▸ Task directions
Your task is to copy each line that has the word "name".

▬▬▬▬▬▬

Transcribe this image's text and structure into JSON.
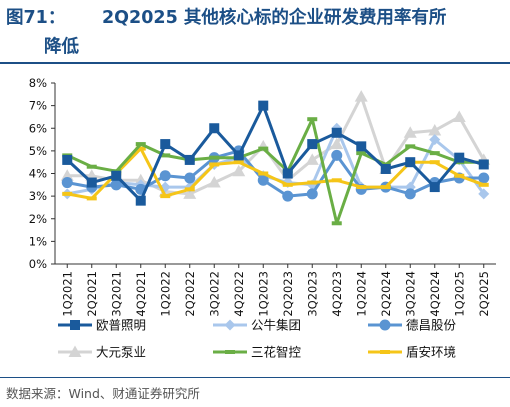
{
  "title": {
    "number": "图71：",
    "text_line1": "2Q2025 其他核心标的企业研发费用率有所",
    "text_line2": "降低"
  },
  "source": "数据来源：Wind、财通证券研究所",
  "colors": {
    "title": "#1c4f86",
    "欧普照明": "#1a5a9c",
    "公牛集团": "#a9c7ec",
    "德昌股份": "#5a94d2",
    "大元泵业": "#d4d4d4",
    "三花智控": "#6aae45",
    "盾安环境": "#f5c518"
  },
  "chart_data": {
    "type": "line",
    "categories": [
      "1Q2021",
      "2Q2021",
      "3Q2021",
      "4Q2021",
      "1Q2022",
      "2Q2022",
      "3Q2022",
      "4Q2022",
      "1Q2023",
      "2Q2023",
      "3Q2023",
      "4Q2023",
      "1Q2024",
      "2Q2024",
      "3Q2024",
      "4Q2024",
      "1Q2025",
      "2Q2025"
    ],
    "ylim": [
      0,
      8
    ],
    "yticks": [
      "0%",
      "1%",
      "2%",
      "3%",
      "4%",
      "5%",
      "6%",
      "7%",
      "8%"
    ],
    "grid": false,
    "legend_position": "bottom",
    "series": [
      {
        "name": "欧普照明",
        "marker": "square",
        "values": [
          4.6,
          3.6,
          3.9,
          2.8,
          5.3,
          4.6,
          6.0,
          4.8,
          7.0,
          4.0,
          5.3,
          5.8,
          5.2,
          4.2,
          4.5,
          3.4,
          4.7,
          4.4
        ]
      },
      {
        "name": "公牛集团",
        "marker": "diamond",
        "values": [
          3.1,
          3.3,
          3.6,
          3.5,
          3.4,
          3.4,
          4.4,
          4.7,
          3.9,
          3.6,
          3.5,
          6.0,
          3.4,
          3.4,
          3.4,
          5.5,
          4.6,
          3.1
        ]
      },
      {
        "name": "德昌股份",
        "marker": "circle",
        "values": [
          3.6,
          3.4,
          3.5,
          3.3,
          3.9,
          3.8,
          4.7,
          5.0,
          3.7,
          3.0,
          3.1,
          4.8,
          3.3,
          3.4,
          3.1,
          3.6,
          3.8,
          3.8
        ]
      },
      {
        "name": "大元泵业",
        "marker": "triangle",
        "values": [
          3.9,
          3.9,
          3.7,
          3.7,
          3.2,
          3.1,
          3.6,
          4.1,
          5.2,
          3.7,
          4.6,
          5.3,
          7.4,
          4.2,
          5.8,
          5.9,
          6.5,
          4.6
        ]
      },
      {
        "name": "三花智控",
        "marker": "dash",
        "values": [
          4.8,
          4.3,
          4.1,
          5.3,
          4.8,
          4.6,
          4.7,
          4.7,
          5.1,
          4.1,
          6.4,
          1.8,
          4.9,
          4.4,
          5.2,
          4.9,
          4.5,
          4.5
        ]
      },
      {
        "name": "盾安环境",
        "marker": "dash",
        "values": [
          3.1,
          2.9,
          4.0,
          5.1,
          3.0,
          3.3,
          4.4,
          4.5,
          4.0,
          3.5,
          3.6,
          3.7,
          3.4,
          3.4,
          4.5,
          4.5,
          3.9,
          3.5
        ]
      }
    ]
  }
}
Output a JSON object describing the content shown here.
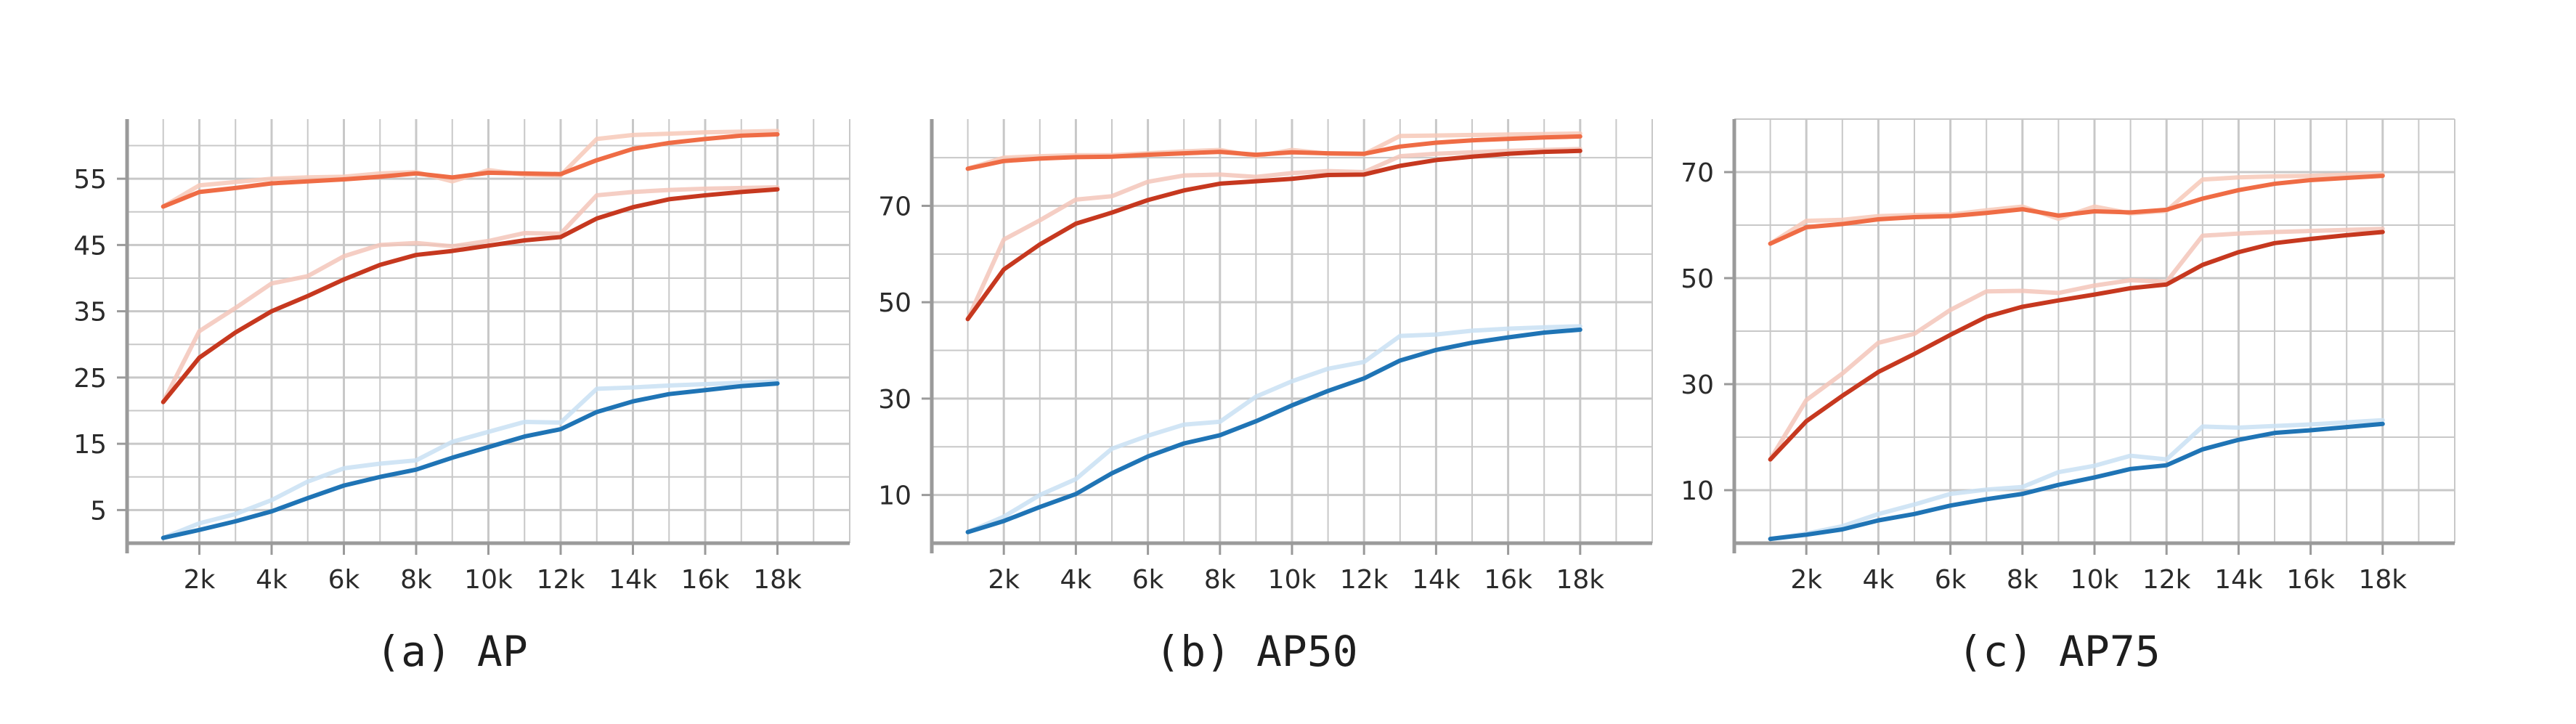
{
  "colors": {
    "orange": "#ef6c45",
    "red": "#c6381f",
    "blue": "#1f74b5",
    "orange_raw": "#f7c9b8",
    "red_raw": "#f3c6ba",
    "blue_raw": "#c9e1f3",
    "grid": "#c8c8c8",
    "axis": "#9a9a9a"
  },
  "chart_data": [
    {
      "type": "line",
      "caption": "(a) AP",
      "x": [
        1000,
        2000,
        3000,
        4000,
        5000,
        6000,
        7000,
        8000,
        9000,
        10000,
        11000,
        12000,
        13000,
        14000,
        15000,
        16000,
        17000,
        18000
      ],
      "xticks": [
        2000,
        4000,
        6000,
        8000,
        10000,
        12000,
        14000,
        16000,
        18000
      ],
      "xtick_labels": [
        "2k",
        "4k",
        "6k",
        "8k",
        "10k",
        "12k",
        "14k",
        "16k",
        "18k"
      ],
      "xlim": [
        0,
        20000
      ],
      "yticks": [
        5,
        15,
        25,
        35,
        45,
        55
      ],
      "ylim": [
        0,
        64
      ],
      "series": [
        {
          "color_key": "orange",
          "values": [
            50.8,
            53.0,
            53.6,
            54.3,
            54.6,
            54.9,
            55.3,
            55.8,
            55.2,
            55.9,
            55.8,
            55.7,
            57.8,
            59.5,
            60.4,
            61.0,
            61.5,
            61.7
          ],
          "raw": [
            50.8,
            54.0,
            54.5,
            55.0,
            55.2,
            55.3,
            55.8,
            56.0,
            54.6,
            56.3,
            55.6,
            55.5,
            61.0,
            61.6,
            61.8,
            62.0,
            62.1,
            62.2
          ]
        },
        {
          "color_key": "red",
          "values": [
            21.3,
            28.0,
            31.8,
            35.0,
            37.3,
            39.8,
            42.0,
            43.5,
            44.1,
            44.9,
            45.7,
            46.2,
            49.0,
            50.7,
            51.9,
            52.5,
            53.0,
            53.4
          ],
          "raw": [
            21.3,
            32.0,
            35.5,
            39.2,
            40.3,
            43.3,
            45.0,
            45.3,
            44.8,
            45.6,
            46.8,
            46.7,
            52.5,
            53.0,
            53.3,
            53.5,
            53.6,
            53.7
          ]
        },
        {
          "color_key": "blue",
          "values": [
            0.8,
            2.0,
            3.3,
            4.8,
            6.8,
            8.7,
            10.0,
            11.1,
            12.9,
            14.5,
            16.1,
            17.2,
            19.8,
            21.4,
            22.5,
            23.1,
            23.7,
            24.1
          ],
          "raw": [
            0.8,
            3.0,
            4.4,
            6.5,
            9.3,
            11.3,
            12.0,
            12.5,
            15.3,
            16.8,
            18.3,
            18.2,
            23.3,
            23.5,
            23.8,
            24.0,
            24.2,
            24.4
          ]
        }
      ]
    },
    {
      "type": "line",
      "caption": "(b) AP50",
      "x": [
        1000,
        2000,
        3000,
        4000,
        5000,
        6000,
        7000,
        8000,
        9000,
        10000,
        11000,
        12000,
        13000,
        14000,
        15000,
        16000,
        17000,
        18000
      ],
      "xticks": [
        2000,
        4000,
        6000,
        8000,
        10000,
        12000,
        14000,
        16000,
        18000
      ],
      "xtick_labels": [
        "2k",
        "4k",
        "6k",
        "8k",
        "10k",
        "12k",
        "14k",
        "16k",
        "18k"
      ],
      "xlim": [
        0,
        20000
      ],
      "yticks": [
        10,
        30,
        50,
        70
      ],
      "ylim": [
        0,
        88
      ],
      "series": [
        {
          "color_key": "orange",
          "values": [
            77.7,
            79.3,
            79.8,
            80.1,
            80.2,
            80.6,
            80.9,
            81.2,
            80.6,
            81.1,
            80.9,
            80.8,
            82.3,
            83.1,
            83.6,
            83.9,
            84.2,
            84.4
          ],
          "raw": [
            77.7,
            80.0,
            80.3,
            80.5,
            80.5,
            80.9,
            81.3,
            81.6,
            80.3,
            81.6,
            80.8,
            80.7,
            84.5,
            84.6,
            84.7,
            84.8,
            84.9,
            85.0
          ]
        },
        {
          "color_key": "red",
          "values": [
            46.5,
            56.8,
            62.0,
            66.3,
            68.6,
            71.2,
            73.2,
            74.6,
            75.1,
            75.6,
            76.4,
            76.5,
            78.3,
            79.5,
            80.2,
            80.8,
            81.2,
            81.4
          ],
          "raw": [
            46.5,
            63.0,
            67.0,
            71.3,
            72.0,
            75.0,
            76.3,
            76.5,
            76.0,
            76.8,
            77.2,
            77.0,
            80.3,
            80.8,
            81.1,
            81.4,
            81.6,
            81.8
          ]
        },
        {
          "color_key": "blue",
          "values": [
            2.3,
            4.6,
            7.5,
            10.2,
            14.5,
            18.0,
            20.7,
            22.4,
            25.3,
            28.6,
            31.6,
            34.2,
            37.9,
            40.1,
            41.6,
            42.7,
            43.7,
            44.3
          ],
          "raw": [
            2.3,
            5.5,
            10.0,
            13.3,
            19.6,
            22.3,
            24.6,
            25.2,
            30.4,
            33.6,
            36.2,
            37.6,
            43.0,
            43.3,
            44.1,
            44.5,
            44.8,
            45.0
          ]
        }
      ]
    },
    {
      "type": "line",
      "caption": "(c) AP75",
      "x": [
        1000,
        2000,
        3000,
        4000,
        5000,
        6000,
        7000,
        8000,
        9000,
        10000,
        11000,
        12000,
        13000,
        14000,
        15000,
        16000,
        17000,
        18000
      ],
      "xticks": [
        2000,
        4000,
        6000,
        8000,
        10000,
        12000,
        14000,
        16000,
        18000
      ],
      "xtick_labels": [
        "2k",
        "4k",
        "6k",
        "8k",
        "10k",
        "12k",
        "14k",
        "16k",
        "18k"
      ],
      "xlim": [
        0,
        20000
      ],
      "yticks": [
        10,
        30,
        50,
        70
      ],
      "ylim": [
        0,
        80
      ],
      "series": [
        {
          "color_key": "orange",
          "values": [
            56.5,
            59.6,
            60.2,
            61.1,
            61.5,
            61.7,
            62.3,
            63.0,
            61.8,
            62.6,
            62.4,
            62.9,
            65.0,
            66.6,
            67.8,
            68.5,
            68.9,
            69.3
          ],
          "raw": [
            56.5,
            60.8,
            61.0,
            61.7,
            61.9,
            62.0,
            62.8,
            63.5,
            61.2,
            63.5,
            62.2,
            62.7,
            68.6,
            69.0,
            69.2,
            69.3,
            69.5,
            69.6
          ]
        },
        {
          "color_key": "red",
          "values": [
            15.8,
            23.0,
            27.8,
            32.3,
            35.7,
            39.3,
            42.7,
            44.6,
            45.8,
            46.9,
            48.1,
            48.8,
            52.5,
            54.9,
            56.6,
            57.4,
            58.1,
            58.7
          ],
          "raw": [
            15.8,
            27.0,
            32.0,
            37.8,
            39.5,
            44.0,
            47.5,
            47.6,
            47.2,
            48.6,
            49.6,
            49.3,
            58.0,
            58.4,
            58.7,
            58.9,
            59.1,
            59.3
          ]
        },
        {
          "color_key": "blue",
          "values": [
            0.8,
            1.6,
            2.6,
            4.3,
            5.5,
            7.1,
            8.3,
            9.3,
            11.0,
            12.4,
            14.0,
            14.7,
            17.7,
            19.5,
            20.8,
            21.3,
            21.9,
            22.5
          ],
          "raw": [
            0.8,
            1.8,
            3.2,
            5.5,
            7.3,
            9.3,
            10.1,
            10.6,
            13.4,
            14.6,
            16.5,
            15.8,
            22.0,
            21.8,
            22.1,
            22.4,
            22.8,
            23.2
          ]
        }
      ]
    }
  ]
}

▬▬▬▬▬▬

▸ Response
        "name": "欧普照明",
        "name": "公牛集团",
        "name": "德昌股份",
        "name": "大元泵业",
        "name": "三花智控",
        "name": "盾安环境",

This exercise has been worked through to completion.